(Part of a data file)
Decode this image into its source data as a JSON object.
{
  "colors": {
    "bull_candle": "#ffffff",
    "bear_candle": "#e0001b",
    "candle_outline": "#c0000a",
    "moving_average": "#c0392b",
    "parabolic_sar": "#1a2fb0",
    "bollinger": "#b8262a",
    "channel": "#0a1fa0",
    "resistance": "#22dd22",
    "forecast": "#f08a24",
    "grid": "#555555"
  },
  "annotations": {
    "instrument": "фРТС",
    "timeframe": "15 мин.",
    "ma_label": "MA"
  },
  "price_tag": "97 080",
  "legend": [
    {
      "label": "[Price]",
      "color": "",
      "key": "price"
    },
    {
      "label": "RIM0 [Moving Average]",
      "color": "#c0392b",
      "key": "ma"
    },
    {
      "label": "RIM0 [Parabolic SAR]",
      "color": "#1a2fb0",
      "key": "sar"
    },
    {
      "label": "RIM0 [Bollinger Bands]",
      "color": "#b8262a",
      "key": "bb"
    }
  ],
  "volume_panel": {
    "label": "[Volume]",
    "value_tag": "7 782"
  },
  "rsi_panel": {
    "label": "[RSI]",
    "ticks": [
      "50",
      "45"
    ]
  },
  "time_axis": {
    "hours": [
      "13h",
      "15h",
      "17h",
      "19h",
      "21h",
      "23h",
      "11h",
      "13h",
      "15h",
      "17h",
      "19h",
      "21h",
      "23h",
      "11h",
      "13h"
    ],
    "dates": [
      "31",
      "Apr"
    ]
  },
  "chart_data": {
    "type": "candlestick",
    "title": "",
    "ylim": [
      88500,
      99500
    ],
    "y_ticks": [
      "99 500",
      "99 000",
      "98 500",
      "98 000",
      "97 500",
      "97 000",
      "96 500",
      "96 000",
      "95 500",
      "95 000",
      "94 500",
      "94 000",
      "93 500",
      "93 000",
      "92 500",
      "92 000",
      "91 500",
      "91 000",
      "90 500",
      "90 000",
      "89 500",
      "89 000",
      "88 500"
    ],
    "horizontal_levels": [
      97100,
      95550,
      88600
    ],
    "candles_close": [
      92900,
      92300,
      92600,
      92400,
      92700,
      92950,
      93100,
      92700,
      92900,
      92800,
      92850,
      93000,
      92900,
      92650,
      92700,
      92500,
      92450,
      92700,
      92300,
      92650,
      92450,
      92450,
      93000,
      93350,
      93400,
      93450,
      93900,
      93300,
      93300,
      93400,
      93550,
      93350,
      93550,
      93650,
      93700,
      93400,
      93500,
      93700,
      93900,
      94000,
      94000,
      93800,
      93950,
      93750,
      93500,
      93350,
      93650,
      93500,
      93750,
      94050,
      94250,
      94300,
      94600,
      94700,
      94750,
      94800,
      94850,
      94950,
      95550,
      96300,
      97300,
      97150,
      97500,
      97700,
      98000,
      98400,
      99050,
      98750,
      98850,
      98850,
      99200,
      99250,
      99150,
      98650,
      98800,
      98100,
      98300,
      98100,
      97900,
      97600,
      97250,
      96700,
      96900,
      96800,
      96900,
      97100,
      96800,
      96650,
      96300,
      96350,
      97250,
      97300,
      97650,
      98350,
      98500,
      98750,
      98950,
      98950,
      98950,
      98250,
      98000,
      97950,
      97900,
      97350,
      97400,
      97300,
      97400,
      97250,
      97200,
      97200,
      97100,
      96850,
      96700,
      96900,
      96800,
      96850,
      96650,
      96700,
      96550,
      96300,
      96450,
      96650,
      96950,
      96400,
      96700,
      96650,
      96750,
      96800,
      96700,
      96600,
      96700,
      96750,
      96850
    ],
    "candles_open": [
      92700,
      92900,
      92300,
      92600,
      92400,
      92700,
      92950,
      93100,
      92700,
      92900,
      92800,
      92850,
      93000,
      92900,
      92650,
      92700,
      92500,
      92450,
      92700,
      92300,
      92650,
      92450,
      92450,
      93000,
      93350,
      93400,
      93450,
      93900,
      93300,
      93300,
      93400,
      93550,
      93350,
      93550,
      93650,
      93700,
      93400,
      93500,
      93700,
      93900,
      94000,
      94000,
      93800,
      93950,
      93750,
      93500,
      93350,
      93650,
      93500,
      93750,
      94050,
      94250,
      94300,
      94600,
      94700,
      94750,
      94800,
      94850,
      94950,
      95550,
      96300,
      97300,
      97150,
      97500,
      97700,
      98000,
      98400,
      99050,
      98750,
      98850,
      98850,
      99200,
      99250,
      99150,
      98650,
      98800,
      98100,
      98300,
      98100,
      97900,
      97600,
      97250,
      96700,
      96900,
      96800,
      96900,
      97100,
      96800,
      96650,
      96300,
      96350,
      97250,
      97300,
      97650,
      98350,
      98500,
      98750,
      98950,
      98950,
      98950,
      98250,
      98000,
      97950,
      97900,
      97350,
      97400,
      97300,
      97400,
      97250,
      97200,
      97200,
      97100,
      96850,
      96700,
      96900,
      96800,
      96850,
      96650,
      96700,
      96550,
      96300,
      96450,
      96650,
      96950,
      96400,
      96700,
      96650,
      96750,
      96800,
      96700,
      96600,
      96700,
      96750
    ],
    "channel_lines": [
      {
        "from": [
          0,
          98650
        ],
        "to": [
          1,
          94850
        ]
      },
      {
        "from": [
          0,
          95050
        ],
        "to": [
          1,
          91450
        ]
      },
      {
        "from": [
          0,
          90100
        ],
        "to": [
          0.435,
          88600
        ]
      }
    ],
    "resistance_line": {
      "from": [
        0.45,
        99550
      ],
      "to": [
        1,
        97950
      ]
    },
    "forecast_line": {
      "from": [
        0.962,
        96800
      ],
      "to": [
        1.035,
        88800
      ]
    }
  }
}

**Stated problem**
Output the records verbatim, from the first line to the last.

**Full output**
Decode this image into its source data as a JSON object.
{
  "colors": {
    "bull_candle": "#ffffff",
    "bear_candle": "#e0001b",
    "candle_outline": "#c0000a",
    "moving_average": "#c0392b",
    "parabolic_sar": "#1a2fb0",
    "bollinger": "#b8262a",
    "channel": "#0a1fa0",
    "resistance": "#22dd22",
    "forecast": "#f08a24",
    "grid": "#555555"
  },
  "annotations": {
    "instrument": "фРТС",
    "timeframe": "15 мин.",
    "ma_label": "MA"
  },
  "price_tag": "97 080",
  "legend": [
    {
      "label": "[Price]",
      "color": "",
      "key": "price"
    },
    {
      "label": "RIM0 [Moving Average]",
      "color": "#c0392b",
      "key": "ma"
    },
    {
      "label": "RIM0 [Parabolic SAR]",
      "color": "#1a2fb0",
      "key": "sar"
    },
    {
      "label": "RIM0 [Bollinger Bands]",
      "color": "#b8262a",
      "key": "bb"
    }
  ],
  "volume_panel": {
    "label": "[Volume]",
    "value_tag": "7 782"
  },
  "rsi_panel": {
    "label": "[RSI]",
    "ticks": [
      "50",
      "45"
    ]
  },
  "time_axis": {
    "hours": [
      "13h",
      "15h",
      "17h",
      "19h",
      "21h",
      "23h",
      "11h",
      "13h",
      "15h",
      "17h",
      "19h",
      "21h",
      "23h",
      "11h",
      "13h"
    ],
    "dates": [
      "31",
      "Apr"
    ]
  },
  "chart_data": {
    "type": "candlestick",
    "title": "",
    "ylim": [
      88500,
      99500
    ],
    "y_ticks": [
      "99 500",
      "99 000",
      "98 500",
      "98 000",
      "97 500",
      "97 000",
      "96 500",
      "96 000",
      "95 500",
      "95 000",
      "94 500",
      "94 000",
      "93 500",
      "93 000",
      "92 500",
      "92 000",
      "91 500",
      "91 000",
      "90 500",
      "90 000",
      "89 500",
      "89 000",
      "88 500"
    ],
    "horizontal_levels": [
      97100,
      95550,
      88600
    ],
    "candles_close": [
      92900,
      92300,
      92600,
      92400,
      92700,
      92950,
      93100,
      92700,
      92900,
      92800,
      92850,
      93000,
      92900,
      92650,
      92700,
      92500,
      92450,
      92700,
      92300,
      92650,
      92450,
      92450,
      93000,
      93350,
      93400,
      93450,
      93900,
      93300,
      93300,
      93400,
      93550,
      93350,
      93550,
      93650,
      93700,
      93400,
      93500,
      93700,
      93900,
      94000,
      94000,
      93800,
      93950,
      93750,
      93500,
      93350,
      93650,
      93500,
      93750,
      94050,
      94250,
      94300,
      94600,
      94700,
      94750,
      94800,
      94850,
      94950,
      95550,
      96300,
      97300,
      97150,
      97500,
      97700,
      98000,
      98400,
      99050,
      98750,
      98850,
      98850,
      99200,
      99250,
      99150,
      98650,
      98800,
      98100,
      98300,
      98100,
      97900,
      97600,
      97250,
      96700,
      96900,
      96800,
      96900,
      97100,
      96800,
      96650,
      96300,
      96350,
      97250,
      97300,
      97650,
      98350,
      98500,
      98750,
      98950,
      98950,
      98950,
      98250,
      98000,
      97950,
      97900,
      97350,
      97400,
      97300,
      97400,
      97250,
      97200,
      97200,
      97100,
      96850,
      96700,
      96900,
      96800,
      96850,
      96650,
      96700,
      96550,
      96300,
      96450,
      96650,
      96950,
      96400,
      96700,
      96650,
      96750,
      96800,
      96700,
      96600,
      96700,
      96750,
      96850
    ],
    "candles_open": [
      92700,
      92900,
      92300,
      92600,
      92400,
      92700,
      92950,
      93100,
      92700,
      92900,
      92800,
      92850,
      93000,
      92900,
      92650,
      92700,
      92500,
      92450,
      92700,
      92300,
      92650,
      92450,
      92450,
      93000,
      93350,
      93400,
      93450,
      93900,
      93300,
      93300,
      93400,
      93550,
      93350,
      93550,
      93650,
      93700,
      93400,
      93500,
      93700,
      93900,
      94000,
      94000,
      93800,
      93950,
      93750,
      93500,
      93350,
      93650,
      93500,
      93750,
      94050,
      94250,
      94300,
      94600,
      94700,
      94750,
      94800,
      94850,
      94950,
      95550,
      96300,
      97300,
      97150,
      97500,
      97700,
      98000,
      98400,
      99050,
      98750,
      98850,
      98850,
      99200,
      99250,
      99150,
      98650,
      98800,
      98100,
      98300,
      98100,
      97900,
      97600,
      97250,
      96700,
      96900,
      96800,
      96900,
      97100,
      96800,
      96650,
      96300,
      96350,
      97250,
      97300,
      97650,
      98350,
      98500,
      98750,
      98950,
      98950,
      98950,
      98250,
      98000,
      97950,
      97900,
      97350,
      97400,
      97300,
      97400,
      97250,
      97200,
      97200,
      97100,
      96850,
      96700,
      96900,
      96800,
      96850,
      96650,
      96700,
      96550,
      96300,
      96450,
      96650,
      96950,
      96400,
      96700,
      96650,
      96750,
      96800,
      96700,
      96600,
      96700,
      96750
    ],
    "channel_lines": [
      {
        "from": [
          0,
          98650
        ],
        "to": [
          1,
          94850
        ]
      },
      {
        "from": [
          0,
          95050
        ],
        "to": [
          1,
          91450
        ]
      },
      {
        "from": [
          0,
          90100
        ],
        "to": [
          0.435,
          88600
        ]
      }
    ],
    "resistance_line": {
      "from": [
        0.45,
        99550
      ],
      "to": [
        1,
        97950
      ]
    },
    "forecast_line": {
      "from": [
        0.962,
        96800
      ],
      "to": [
        1.035,
        88800
      ]
    }
  }
}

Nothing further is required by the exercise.